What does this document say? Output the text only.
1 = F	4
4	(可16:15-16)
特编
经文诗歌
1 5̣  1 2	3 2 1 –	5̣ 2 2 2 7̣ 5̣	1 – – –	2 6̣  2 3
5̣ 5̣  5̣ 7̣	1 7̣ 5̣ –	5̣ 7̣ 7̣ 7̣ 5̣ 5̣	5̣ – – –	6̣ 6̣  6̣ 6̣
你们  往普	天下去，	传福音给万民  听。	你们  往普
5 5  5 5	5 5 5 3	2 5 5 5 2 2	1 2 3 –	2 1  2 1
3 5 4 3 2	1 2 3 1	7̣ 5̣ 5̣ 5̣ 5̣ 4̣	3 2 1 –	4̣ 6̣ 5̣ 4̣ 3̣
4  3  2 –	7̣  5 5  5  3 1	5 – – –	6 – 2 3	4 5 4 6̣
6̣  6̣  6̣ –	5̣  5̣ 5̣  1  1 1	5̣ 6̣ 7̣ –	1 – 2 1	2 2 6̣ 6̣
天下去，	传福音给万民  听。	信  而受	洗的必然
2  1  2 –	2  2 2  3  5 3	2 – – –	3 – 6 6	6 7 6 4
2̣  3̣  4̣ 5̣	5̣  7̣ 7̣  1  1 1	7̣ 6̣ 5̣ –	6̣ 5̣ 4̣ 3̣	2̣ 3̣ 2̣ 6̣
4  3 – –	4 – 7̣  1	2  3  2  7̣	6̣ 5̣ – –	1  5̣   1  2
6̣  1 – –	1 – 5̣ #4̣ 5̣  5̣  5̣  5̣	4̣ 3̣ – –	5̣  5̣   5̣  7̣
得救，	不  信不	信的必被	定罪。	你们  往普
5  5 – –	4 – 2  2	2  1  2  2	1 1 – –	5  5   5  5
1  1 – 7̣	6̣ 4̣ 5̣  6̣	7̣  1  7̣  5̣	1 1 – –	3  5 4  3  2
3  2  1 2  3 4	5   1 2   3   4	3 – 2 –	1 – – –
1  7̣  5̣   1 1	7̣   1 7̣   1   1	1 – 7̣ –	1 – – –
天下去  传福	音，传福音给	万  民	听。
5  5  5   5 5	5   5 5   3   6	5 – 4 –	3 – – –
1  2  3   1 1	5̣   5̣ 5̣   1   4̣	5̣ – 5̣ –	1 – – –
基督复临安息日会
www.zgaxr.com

━━━━━━━━━━━━━━━━

- **EXERCISE DESCRIPTION**: Repeat back the data above, exact to the last character.

- **SOLUTION TO THE PROBLEM**:
What does this document say? Output the text only.
1 = F	4
4	(可16:15-16)
特编
经文诗歌
1 5̣  1 2	3 2 1 –	5̣ 2 2 2 7̣ 5̣	1 – – –	2 6̣  2 3
5̣ 5̣  5̣ 7̣	1 7̣ 5̣ –	5̣ 7̣ 7̣ 7̣ 5̣ 5̣	5̣ – – –	6̣ 6̣  6̣ 6̣
你们  往普	天下去，	传福音给万民  听。	你们  往普
5 5  5 5	5 5 5 3	2 5 5 5 2 2	1 2 3 –	2 1  2 1
3 5 4 3 2	1 2 3 1	7̣ 5̣ 5̣ 5̣ 5̣ 4̣	3 2 1 –	4̣ 6̣ 5̣ 4̣ 3̣
4  3  2 –	7̣  5 5  5  3 1	5 – – –	6 – 2 3	4 5 4 6̣
6̣  6̣  6̣ –	5̣  5̣ 5̣  1  1 1	5̣ 6̣ 7̣ –	1 – 2 1	2 2 6̣ 6̣
天下去，	传福音给万民  听。	信  而受	洗的必然
2  1  2 –	2  2 2  3  5 3	2 – – –	3 – 6 6	6 7 6 4
2̣  3̣  4̣ 5̣	5̣  7̣ 7̣  1  1 1	7̣ 6̣ 5̣ –	6̣ 5̣ 4̣ 3̣	2̣ 3̣ 2̣ 6̣
4  3 – –	4 – 7̣  1	2  3  2  7̣	6̣ 5̣ – –	1  5̣   1  2
6̣  1 – –	1 – 5̣ #4̣ 5̣  5̣  5̣  5̣	4̣ 3̣ – –	5̣  5̣   5̣  7̣
得救，	不  信不	信的必被	定罪。	你们  往普
5  5 – –	4 – 2  2	2  1  2  2	1 1 – –	5  5   5  5
1  1 – 7̣	6̣ 4̣ 5̣  6̣	7̣  1  7̣  5̣	1 1 – –	3  5 4  3  2
3  2  1 2  3 4	5   1 2   3   4	3 – 2 –	1 – – –
1  7̣  5̣   1 1	7̣   1 7̣   1   1	1 – 7̣ –	1 – – –
天下去  传福	音，传福音给	万  民	听。
5  5  5   5 5	5   5 5   3   6	5 – 4 –	3 – – –
1  2  3   1 1	5̣   5̣ 5̣   1   4̣	5̣ – 5̣ –	1 – – –
基督复临安息日会
www.zgaxr.com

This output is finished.